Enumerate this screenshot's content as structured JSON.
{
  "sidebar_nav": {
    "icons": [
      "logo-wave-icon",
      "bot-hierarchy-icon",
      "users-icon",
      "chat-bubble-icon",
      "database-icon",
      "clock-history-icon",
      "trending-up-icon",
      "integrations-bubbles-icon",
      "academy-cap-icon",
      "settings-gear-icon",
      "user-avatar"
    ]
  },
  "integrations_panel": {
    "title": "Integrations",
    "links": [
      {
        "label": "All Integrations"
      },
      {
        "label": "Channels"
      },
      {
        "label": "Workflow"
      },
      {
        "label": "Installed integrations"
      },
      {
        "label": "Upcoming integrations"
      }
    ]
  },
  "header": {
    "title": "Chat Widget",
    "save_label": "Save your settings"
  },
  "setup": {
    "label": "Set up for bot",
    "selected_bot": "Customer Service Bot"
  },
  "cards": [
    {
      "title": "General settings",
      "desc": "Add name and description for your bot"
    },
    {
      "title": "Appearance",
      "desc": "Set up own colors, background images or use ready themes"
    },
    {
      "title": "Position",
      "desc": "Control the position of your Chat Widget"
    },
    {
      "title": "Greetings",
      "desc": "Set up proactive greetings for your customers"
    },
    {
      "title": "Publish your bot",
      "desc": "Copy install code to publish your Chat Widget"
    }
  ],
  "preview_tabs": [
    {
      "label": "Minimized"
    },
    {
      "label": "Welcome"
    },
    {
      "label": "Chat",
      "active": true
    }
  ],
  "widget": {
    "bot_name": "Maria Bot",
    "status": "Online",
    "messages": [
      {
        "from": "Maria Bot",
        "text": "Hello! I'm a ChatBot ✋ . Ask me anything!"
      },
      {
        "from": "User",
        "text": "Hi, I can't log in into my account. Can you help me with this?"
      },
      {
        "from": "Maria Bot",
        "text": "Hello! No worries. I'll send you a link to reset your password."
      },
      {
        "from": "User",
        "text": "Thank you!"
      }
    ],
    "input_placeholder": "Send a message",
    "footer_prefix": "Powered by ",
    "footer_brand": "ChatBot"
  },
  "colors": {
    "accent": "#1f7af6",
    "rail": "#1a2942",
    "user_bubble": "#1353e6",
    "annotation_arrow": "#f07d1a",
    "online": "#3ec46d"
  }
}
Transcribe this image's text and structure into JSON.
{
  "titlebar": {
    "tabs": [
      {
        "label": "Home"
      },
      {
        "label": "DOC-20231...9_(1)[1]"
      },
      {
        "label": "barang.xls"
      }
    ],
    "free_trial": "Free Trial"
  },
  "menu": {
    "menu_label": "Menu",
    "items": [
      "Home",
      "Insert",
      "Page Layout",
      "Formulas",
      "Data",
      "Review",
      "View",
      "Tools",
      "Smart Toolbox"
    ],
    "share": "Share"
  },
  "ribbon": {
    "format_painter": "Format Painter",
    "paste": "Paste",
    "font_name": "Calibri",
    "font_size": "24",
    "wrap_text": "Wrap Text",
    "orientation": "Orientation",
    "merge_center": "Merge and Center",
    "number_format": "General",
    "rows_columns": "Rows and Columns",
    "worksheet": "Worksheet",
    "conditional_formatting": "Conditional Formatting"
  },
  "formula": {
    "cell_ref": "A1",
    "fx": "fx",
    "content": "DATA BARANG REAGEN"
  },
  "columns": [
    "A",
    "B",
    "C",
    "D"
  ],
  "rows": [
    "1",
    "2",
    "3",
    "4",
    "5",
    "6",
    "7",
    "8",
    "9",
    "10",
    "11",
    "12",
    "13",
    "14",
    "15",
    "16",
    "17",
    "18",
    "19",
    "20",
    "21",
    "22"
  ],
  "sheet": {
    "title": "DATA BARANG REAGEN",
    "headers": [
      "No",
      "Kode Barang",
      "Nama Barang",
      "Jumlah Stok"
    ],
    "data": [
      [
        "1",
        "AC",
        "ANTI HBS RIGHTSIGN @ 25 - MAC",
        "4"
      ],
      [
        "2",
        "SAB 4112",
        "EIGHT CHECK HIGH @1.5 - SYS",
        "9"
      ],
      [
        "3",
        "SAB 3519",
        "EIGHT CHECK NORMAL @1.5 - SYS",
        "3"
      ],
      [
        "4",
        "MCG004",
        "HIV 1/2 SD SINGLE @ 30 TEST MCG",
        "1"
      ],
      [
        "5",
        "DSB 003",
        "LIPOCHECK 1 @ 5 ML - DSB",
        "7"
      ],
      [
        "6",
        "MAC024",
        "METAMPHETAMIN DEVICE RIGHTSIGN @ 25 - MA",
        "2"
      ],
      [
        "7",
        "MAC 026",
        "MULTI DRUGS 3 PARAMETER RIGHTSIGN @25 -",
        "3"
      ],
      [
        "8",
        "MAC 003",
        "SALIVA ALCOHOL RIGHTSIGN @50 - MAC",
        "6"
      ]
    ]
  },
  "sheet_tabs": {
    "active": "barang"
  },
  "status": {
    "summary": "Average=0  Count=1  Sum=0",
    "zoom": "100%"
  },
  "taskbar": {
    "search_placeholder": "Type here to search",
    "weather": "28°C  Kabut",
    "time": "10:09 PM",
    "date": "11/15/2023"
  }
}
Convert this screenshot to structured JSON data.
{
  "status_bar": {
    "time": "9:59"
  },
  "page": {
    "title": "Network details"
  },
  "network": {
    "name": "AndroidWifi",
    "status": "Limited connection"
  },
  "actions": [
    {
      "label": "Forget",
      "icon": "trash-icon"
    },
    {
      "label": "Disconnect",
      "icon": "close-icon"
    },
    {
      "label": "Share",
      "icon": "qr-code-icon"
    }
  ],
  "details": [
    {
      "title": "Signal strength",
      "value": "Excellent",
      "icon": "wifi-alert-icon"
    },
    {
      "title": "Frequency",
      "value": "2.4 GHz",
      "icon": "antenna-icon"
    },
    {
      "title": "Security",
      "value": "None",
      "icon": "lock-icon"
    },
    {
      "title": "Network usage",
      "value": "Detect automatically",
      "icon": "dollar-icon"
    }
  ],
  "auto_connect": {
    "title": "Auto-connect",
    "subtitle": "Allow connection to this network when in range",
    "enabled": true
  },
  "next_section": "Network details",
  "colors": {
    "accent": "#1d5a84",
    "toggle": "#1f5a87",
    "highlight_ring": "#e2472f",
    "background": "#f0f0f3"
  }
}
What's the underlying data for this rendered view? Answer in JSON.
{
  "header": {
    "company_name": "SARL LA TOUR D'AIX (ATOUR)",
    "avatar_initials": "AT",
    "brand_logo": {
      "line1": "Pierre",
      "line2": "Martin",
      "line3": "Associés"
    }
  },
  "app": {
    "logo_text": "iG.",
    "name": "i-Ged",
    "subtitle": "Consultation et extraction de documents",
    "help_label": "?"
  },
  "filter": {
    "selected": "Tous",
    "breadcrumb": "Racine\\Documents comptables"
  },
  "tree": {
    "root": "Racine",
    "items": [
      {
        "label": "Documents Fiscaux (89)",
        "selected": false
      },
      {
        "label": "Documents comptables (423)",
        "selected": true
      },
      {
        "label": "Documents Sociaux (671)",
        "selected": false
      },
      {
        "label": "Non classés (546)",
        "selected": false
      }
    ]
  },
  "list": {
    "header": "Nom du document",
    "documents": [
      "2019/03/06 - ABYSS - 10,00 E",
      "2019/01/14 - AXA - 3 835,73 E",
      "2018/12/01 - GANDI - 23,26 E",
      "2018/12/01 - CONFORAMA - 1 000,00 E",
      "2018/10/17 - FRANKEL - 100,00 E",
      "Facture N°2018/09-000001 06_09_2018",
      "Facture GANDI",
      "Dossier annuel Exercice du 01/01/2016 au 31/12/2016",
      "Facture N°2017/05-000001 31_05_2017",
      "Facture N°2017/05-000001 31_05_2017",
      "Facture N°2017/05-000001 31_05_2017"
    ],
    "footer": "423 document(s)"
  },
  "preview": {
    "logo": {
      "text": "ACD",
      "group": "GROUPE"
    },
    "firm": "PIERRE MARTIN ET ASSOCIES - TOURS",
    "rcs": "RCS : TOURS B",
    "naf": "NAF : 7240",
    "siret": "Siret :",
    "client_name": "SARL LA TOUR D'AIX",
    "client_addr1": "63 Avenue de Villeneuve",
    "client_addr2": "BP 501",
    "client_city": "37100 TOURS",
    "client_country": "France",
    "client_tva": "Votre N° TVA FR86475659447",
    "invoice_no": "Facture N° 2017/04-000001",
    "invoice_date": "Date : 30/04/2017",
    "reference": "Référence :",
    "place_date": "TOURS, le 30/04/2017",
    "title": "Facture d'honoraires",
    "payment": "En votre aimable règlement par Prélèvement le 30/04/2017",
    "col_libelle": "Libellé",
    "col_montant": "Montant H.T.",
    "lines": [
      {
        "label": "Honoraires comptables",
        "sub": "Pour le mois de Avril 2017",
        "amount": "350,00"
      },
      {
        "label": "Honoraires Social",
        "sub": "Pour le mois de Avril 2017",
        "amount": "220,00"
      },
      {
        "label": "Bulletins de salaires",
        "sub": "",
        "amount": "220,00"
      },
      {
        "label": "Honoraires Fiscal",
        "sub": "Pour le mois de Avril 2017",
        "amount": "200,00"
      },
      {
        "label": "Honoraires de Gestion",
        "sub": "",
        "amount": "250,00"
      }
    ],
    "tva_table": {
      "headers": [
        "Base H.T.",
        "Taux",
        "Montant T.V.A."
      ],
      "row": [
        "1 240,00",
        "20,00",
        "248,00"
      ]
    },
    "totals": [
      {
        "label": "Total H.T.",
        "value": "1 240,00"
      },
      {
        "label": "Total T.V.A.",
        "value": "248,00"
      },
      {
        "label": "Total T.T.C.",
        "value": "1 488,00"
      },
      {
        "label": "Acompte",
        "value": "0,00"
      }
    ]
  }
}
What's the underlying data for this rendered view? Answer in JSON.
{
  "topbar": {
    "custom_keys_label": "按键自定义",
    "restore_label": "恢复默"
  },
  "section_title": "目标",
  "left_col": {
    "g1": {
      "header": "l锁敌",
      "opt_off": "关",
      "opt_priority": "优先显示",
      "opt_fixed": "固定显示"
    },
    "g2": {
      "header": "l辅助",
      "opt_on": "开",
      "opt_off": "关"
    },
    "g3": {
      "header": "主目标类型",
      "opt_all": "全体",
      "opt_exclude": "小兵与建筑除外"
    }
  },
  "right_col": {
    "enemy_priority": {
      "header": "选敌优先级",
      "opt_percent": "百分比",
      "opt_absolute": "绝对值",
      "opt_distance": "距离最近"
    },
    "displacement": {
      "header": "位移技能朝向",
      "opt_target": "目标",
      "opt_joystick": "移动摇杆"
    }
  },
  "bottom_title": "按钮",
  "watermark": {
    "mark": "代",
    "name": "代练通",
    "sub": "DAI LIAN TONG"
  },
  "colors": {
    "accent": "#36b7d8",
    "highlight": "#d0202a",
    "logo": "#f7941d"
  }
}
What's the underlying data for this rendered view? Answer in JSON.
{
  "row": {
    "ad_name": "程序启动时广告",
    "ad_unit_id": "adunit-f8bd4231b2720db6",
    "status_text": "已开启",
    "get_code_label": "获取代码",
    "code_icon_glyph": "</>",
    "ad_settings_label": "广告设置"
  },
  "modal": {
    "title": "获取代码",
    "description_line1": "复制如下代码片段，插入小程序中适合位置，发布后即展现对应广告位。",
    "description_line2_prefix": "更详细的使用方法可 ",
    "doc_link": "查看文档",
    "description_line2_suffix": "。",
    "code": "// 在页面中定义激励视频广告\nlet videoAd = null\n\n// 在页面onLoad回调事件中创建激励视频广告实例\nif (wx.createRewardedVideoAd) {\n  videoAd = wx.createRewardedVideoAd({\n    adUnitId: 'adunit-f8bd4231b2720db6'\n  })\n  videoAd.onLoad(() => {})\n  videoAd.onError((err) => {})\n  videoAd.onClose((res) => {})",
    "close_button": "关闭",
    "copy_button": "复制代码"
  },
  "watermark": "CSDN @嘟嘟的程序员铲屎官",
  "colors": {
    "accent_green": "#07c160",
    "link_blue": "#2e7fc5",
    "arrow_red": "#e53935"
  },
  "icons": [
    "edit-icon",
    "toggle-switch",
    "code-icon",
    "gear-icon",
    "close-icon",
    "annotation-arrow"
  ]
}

* * *

Set problem =
Locate the word "TOURS" in the records and collect each line it appears in.

Reply =
    "firm": "PIERRE MARTIN ET ASSOCIES - TOURS",
    "rcs": "RCS : TOURS B",
    "client_city": "37100 TOURS",
    "place_date": "TOURS, le 30/04/2017",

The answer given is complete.